Without including the pictures, copy out every line below.

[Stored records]
* * * * *

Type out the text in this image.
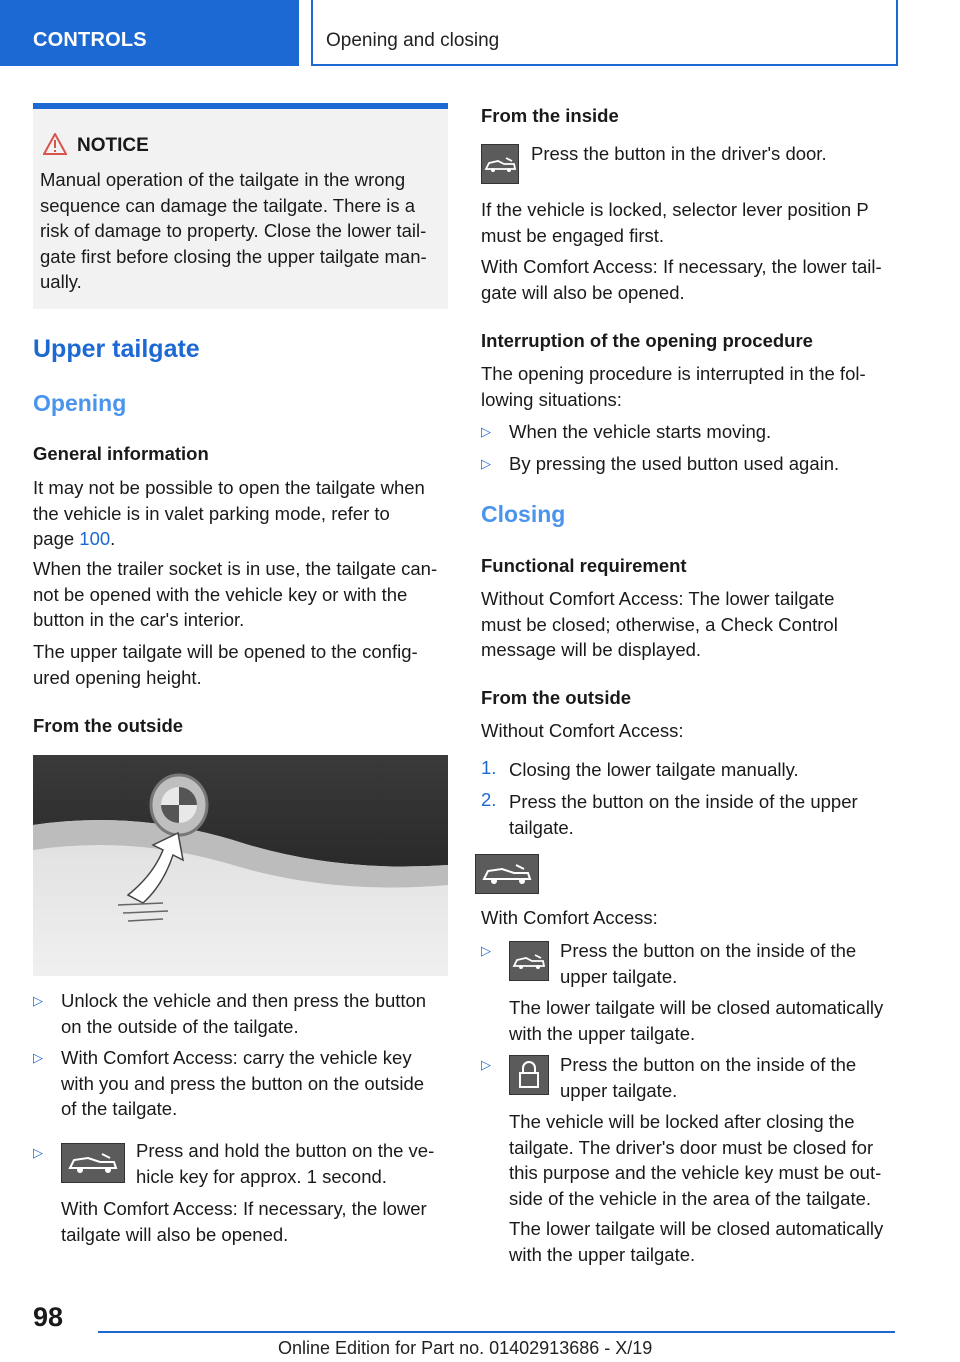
CONTROLS	Opening and closing
NOTICE
Manual operation of the tailgate in the wrong
sequence can damage the tailgate. There is a
risk of damage to property. Close the lower tail-
gate first before closing the upper tailgate man-
ually.
Upper tailgate
Opening
General information
It may not be possible to open the tailgate when
the vehicle is in valet parking mode, refer to
page 100.
When the trailer socket is in use, the tailgate can-
not be opened with the vehicle key or with the
button in the car's interior.
The upper tailgate will be opened to the config-
ured opening height.
From the outside
▷ Unlock the vehicle and then press the button
on the outside of the tailgate.
▷ With Comfort Access: carry the vehicle key
with you and press the button on the outside
of the tailgate.
▷	Press and hold the button on the ve-
hicle key for approx. 1 second.
With Comfort Access: If necessary, the lower
tailgate will also be opened.
From the inside
Press the button in the driver's door.
If the vehicle is locked, selector lever position P
must be engaged first.
With Comfort Access: If necessary, the lower tail-
gate will also be opened.
Interruption of the opening procedure
The opening procedure is interrupted in the fol-
lowing situations:
▷ When the vehicle starts moving.
▷ By pressing the used button used again.
Closing
Functional requirement
Without Comfort Access: The lower tailgate
must be closed; otherwise, a Check Control
message will be displayed.
From the outside
Without Comfort Access:
1. Closing the lower tailgate manually.
2. Press the button on the inside of the upper
tailgate.
With Comfort Access:
▷	Press the button on the inside of the
upper tailgate.
The lower tailgate will be closed automatically
with the upper tailgate.
▷	Press the button on the inside of the
upper tailgate.
The vehicle will be locked after closing the
tailgate. The driver's door must be closed for
this purpose and the vehicle key must be out-
side of the vehicle in the area of the tailgate.
The lower tailgate will be closed automatically
with the upper tailgate.
98
Online Edition for Part no. 01402913686 - X/19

* * * * *

Solution to this problem:
Type out the text in this image.
CONTROLS	Opening and closing
NOTICE
Manual operation of the tailgate in the wrong
sequence can damage the tailgate. There is a
risk of damage to property. Close the lower tail-
gate first before closing the upper tailgate man-
ually.
Upper tailgate
Opening
General information
It may not be possible to open the tailgate when
the vehicle is in valet parking mode, refer to
page 100.
When the trailer socket is in use, the tailgate can-
not be opened with the vehicle key or with the
button in the car's interior.
The upper tailgate will be opened to the config-
ured opening height.
From the outside
▷ Unlock the vehicle and then press the button
on the outside of the tailgate.
▷ With Comfort Access: carry the vehicle key
with you and press the button on the outside
of the tailgate.
▷	Press and hold the button on the ve-
hicle key for approx. 1 second.
With Comfort Access: If necessary, the lower
tailgate will also be opened.
From the inside
Press the button in the driver's door.
If the vehicle is locked, selector lever position P
must be engaged first.
With Comfort Access: If necessary, the lower tail-
gate will also be opened.
Interruption of the opening procedure
The opening procedure is interrupted in the fol-
lowing situations:
▷ When the vehicle starts moving.
▷ By pressing the used button used again.
Closing
Functional requirement
Without Comfort Access: The lower tailgate
must be closed; otherwise, a Check Control
message will be displayed.
From the outside
Without Comfort Access:
1. Closing the lower tailgate manually.
2. Press the button on the inside of the upper
tailgate.
With Comfort Access:
▷	Press the button on the inside of the
upper tailgate.
The lower tailgate will be closed automatically
with the upper tailgate.
▷	Press the button on the inside of the
upper tailgate.
The vehicle will be locked after closing the
tailgate. The driver's door must be closed for
this purpose and the vehicle key must be out-
side of the vehicle in the area of the tailgate.
The lower tailgate will be closed automatically
with the upper tailgate.
98
Online Edition for Part no. 01402913686 - X/19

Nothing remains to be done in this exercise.